-- start Extracted entries --
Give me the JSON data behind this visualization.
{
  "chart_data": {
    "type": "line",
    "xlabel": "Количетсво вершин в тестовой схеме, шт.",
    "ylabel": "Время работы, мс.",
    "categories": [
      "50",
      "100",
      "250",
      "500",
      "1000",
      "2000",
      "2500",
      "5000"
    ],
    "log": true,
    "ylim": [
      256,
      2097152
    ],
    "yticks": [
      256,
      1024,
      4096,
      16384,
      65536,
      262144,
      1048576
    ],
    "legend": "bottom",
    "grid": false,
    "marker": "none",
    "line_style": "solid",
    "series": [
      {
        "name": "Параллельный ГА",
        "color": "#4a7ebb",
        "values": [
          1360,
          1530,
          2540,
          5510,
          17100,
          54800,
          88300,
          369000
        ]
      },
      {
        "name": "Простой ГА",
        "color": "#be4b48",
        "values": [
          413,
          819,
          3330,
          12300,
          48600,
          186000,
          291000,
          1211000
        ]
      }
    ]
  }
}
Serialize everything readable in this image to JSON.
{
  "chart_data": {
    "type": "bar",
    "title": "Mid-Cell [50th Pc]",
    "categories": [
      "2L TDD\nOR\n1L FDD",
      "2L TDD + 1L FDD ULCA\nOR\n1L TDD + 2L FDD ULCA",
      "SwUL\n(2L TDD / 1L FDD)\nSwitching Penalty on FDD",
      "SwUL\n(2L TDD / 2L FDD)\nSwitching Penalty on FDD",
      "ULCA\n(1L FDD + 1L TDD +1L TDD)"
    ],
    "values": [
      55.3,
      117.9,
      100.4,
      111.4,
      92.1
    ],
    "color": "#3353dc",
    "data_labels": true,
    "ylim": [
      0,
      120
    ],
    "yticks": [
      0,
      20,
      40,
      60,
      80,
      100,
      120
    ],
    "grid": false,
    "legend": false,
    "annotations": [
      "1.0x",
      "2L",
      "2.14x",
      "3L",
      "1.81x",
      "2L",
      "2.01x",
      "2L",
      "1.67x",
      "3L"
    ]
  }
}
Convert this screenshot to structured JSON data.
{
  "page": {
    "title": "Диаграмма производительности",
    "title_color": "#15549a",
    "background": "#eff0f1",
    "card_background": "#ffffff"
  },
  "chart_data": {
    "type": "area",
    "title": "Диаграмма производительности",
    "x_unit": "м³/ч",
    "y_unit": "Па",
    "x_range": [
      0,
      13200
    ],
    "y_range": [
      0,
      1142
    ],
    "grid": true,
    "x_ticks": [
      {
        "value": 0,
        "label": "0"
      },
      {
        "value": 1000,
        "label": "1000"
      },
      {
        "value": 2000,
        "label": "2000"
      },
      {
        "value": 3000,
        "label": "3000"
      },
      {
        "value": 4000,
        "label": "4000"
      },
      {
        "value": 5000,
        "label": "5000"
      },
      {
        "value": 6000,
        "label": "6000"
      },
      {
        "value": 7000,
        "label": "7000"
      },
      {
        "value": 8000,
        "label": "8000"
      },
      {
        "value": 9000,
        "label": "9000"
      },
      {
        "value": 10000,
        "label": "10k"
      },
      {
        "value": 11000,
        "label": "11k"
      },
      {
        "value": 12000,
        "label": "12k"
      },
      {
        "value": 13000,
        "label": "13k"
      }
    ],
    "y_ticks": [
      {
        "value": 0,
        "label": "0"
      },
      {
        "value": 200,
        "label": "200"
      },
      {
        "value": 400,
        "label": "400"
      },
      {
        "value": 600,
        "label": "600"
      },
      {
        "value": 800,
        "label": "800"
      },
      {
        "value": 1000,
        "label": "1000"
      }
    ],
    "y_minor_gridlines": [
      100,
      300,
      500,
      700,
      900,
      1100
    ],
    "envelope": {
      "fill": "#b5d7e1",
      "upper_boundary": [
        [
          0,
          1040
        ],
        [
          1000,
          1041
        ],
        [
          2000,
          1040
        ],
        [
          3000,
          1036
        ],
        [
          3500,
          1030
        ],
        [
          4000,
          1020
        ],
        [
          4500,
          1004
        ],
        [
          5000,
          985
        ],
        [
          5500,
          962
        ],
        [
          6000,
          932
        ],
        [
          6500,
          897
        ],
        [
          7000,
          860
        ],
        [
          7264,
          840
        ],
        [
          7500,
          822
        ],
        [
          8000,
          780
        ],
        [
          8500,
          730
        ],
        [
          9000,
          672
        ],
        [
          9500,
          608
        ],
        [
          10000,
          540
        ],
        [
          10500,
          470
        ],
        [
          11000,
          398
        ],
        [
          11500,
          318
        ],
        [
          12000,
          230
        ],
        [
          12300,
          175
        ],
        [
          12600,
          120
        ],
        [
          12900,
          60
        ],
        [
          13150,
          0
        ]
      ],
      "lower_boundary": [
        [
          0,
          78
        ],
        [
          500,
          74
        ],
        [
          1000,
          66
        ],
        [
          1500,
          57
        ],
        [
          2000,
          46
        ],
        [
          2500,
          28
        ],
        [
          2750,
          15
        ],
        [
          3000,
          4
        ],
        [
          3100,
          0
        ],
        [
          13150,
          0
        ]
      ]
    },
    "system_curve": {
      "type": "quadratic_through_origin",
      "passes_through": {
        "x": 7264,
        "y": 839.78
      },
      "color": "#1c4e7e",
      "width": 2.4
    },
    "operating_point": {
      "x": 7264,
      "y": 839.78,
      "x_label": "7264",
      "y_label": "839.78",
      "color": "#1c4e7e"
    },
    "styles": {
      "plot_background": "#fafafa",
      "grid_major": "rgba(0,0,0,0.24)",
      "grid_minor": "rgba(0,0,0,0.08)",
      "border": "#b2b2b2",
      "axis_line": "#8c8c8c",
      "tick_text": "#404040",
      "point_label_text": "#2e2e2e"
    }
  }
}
-- end Extracted entries --
[Instructions for the task] All of the entries above need to be reproduced exactly.

[Written answer]
Give me the JSON data behind this visualization.
{
  "chart_data": {
    "type": "line",
    "xlabel": "Количетсво вершин в тестовой схеме, шт.",
    "ylabel": "Время работы, мс.",
    "categories": [
      "50",
      "100",
      "250",
      "500",
      "1000",
      "2000",
      "2500",
      "5000"
    ],
    "log": true,
    "ylim": [
      256,
      2097152
    ],
    "yticks": [
      256,
      1024,
      4096,
      16384,
      65536,
      262144,
      1048576
    ],
    "legend": "bottom",
    "grid": false,
    "marker": "none",
    "line_style": "solid",
    "series": [
      {
        "name": "Параллельный ГА",
        "color": "#4a7ebb",
        "values": [
          1360,
          1530,
          2540,
          5510,
          17100,
          54800,
          88300,
          369000
        ]
      },
      {
        "name": "Простой ГА",
        "color": "#be4b48",
        "values": [
          413,
          819,
          3330,
          12300,
          48600,
          186000,
          291000,
          1211000
        ]
      }
    ]
  }
}
Serialize everything readable in this image to JSON.
{
  "chart_data": {
    "type": "bar",
    "title": "Mid-Cell [50th Pc]",
    "categories": [
      "2L TDD\nOR\n1L FDD",
      "2L TDD + 1L FDD ULCA\nOR\n1L TDD + 2L FDD ULCA",
      "SwUL\n(2L TDD / 1L FDD)\nSwitching Penalty on FDD",
      "SwUL\n(2L TDD / 2L FDD)\nSwitching Penalty on FDD",
      "ULCA\n(1L FDD + 1L TDD +1L TDD)"
    ],
    "values": [
      55.3,
      117.9,
      100.4,
      111.4,
      92.1
    ],
    "color": "#3353dc",
    "data_labels": true,
    "ylim": [
      0,
      120
    ],
    "yticks": [
      0,
      20,
      40,
      60,
      80,
      100,
      120
    ],
    "grid": false,
    "legend": false,
    "annotations": [
      "1.0x",
      "2L",
      "2.14x",
      "3L",
      "1.81x",
      "2L",
      "2.01x",
      "2L",
      "1.67x",
      "3L"
    ]
  }
}
Convert this screenshot to structured JSON data.
{
  "page": {
    "title": "Диаграмма производительности",
    "title_color": "#15549a",
    "background": "#eff0f1",
    "card_background": "#ffffff"
  },
  "chart_data": {
    "type": "area",
    "title": "Диаграмма производительности",
    "x_unit": "м³/ч",
    "y_unit": "Па",
    "x_range": [
      0,
      13200
    ],
    "y_range": [
      0,
      1142
    ],
    "grid": true,
    "x_ticks": [
      {
        "value": 0,
        "label": "0"
      },
      {
        "value": 1000,
        "label": "1000"
      },
      {
        "value": 2000,
        "label": "2000"
      },
      {
        "value": 3000,
        "label": "3000"
      },
      {
        "value": 4000,
        "label": "4000"
      },
      {
        "value": 5000,
        "label": "5000"
      },
      {
        "value": 6000,
        "label": "6000"
      },
      {
        "value": 7000,
        "label": "7000"
      },
      {
        "value": 8000,
        "label": "8000"
      },
      {
        "value": 9000,
        "label": "9000"
      },
      {
        "value": 10000,
        "label": "10k"
      },
      {
        "value": 11000,
        "label": "11k"
      },
      {
        "value": 12000,
        "label": "12k"
      },
      {
        "value": 13000,
        "label": "13k"
      }
    ],
    "y_ticks": [
      {
        "value": 0,
        "label": "0"
      },
      {
        "value": 200,
        "label": "200"
      },
      {
        "value": 400,
        "label": "400"
      },
      {
        "value": 600,
        "label": "600"
      },
      {
        "value": 800,
        "label": "800"
      },
      {
        "value": 1000,
        "label": "1000"
      }
    ],
    "y_minor_gridlines": [
      100,
      300,
      500,
      700,
      900,
      1100
    ],
    "envelope": {
      "fill": "#b5d7e1",
      "upper_boundary": [
        [
          0,
          1040
        ],
        [
          1000,
          1041
        ],
        [
          2000,
          1040
        ],
        [
          3000,
          1036
        ],
        [
          3500,
          1030
        ],
        [
          4000,
          1020
        ],
        [
          4500,
          1004
        ],
        [
          5000,
          985
        ],
        [
          5500,
          962
        ],
        [
          6000,
          932
        ],
        [
          6500,
          897
        ],
        [
          7000,
          860
        ],
        [
          7264,
          840
        ],
        [
          7500,
          822
        ],
        [
          8000,
          780
        ],
        [
          8500,
          730
        ],
        [
          9000,
          672
        ],
        [
          9500,
          608
        ],
        [
          10000,
          540
        ],
        [
          10500,
          470
        ],
        [
          11000,
          398
        ],
        [
          11500,
          318
        ],
        [
          12000,
          230
        ],
        [
          12300,
          175
        ],
        [
          12600,
          120
        ],
        [
          12900,
          60
        ],
        [
          13150,
          0
        ]
      ],
      "lower_boundary": [
        [
          0,
          78
        ],
        [
          500,
          74
        ],
        [
          1000,
          66
        ],
        [
          1500,
          57
        ],
        [
          2000,
          46
        ],
        [
          2500,
          28
        ],
        [
          2750,
          15
        ],
        [
          3000,
          4
        ],
        [
          3100,
          0
        ],
        [
          13150,
          0
        ]
      ]
    },
    "system_curve": {
      "type": "quadratic_through_origin",
      "passes_through": {
        "x": 7264,
        "y": 839.78
      },
      "color": "#1c4e7e",
      "width": 2.4
    },
    "operating_point": {
      "x": 7264,
      "y": 839.78,
      "x_label": "7264",
      "y_label": "839.78",
      "color": "#1c4e7e"
    },
    "styles": {
      "plot_background": "#fafafa",
      "grid_major": "rgba(0,0,0,0.24)",
      "grid_minor": "rgba(0,0,0,0.08)",
      "border": "#b2b2b2",
      "axis_line": "#8c8c8c",
      "tick_text": "#404040",
      "point_label_text": "#2e2e2e"
    }
  }
}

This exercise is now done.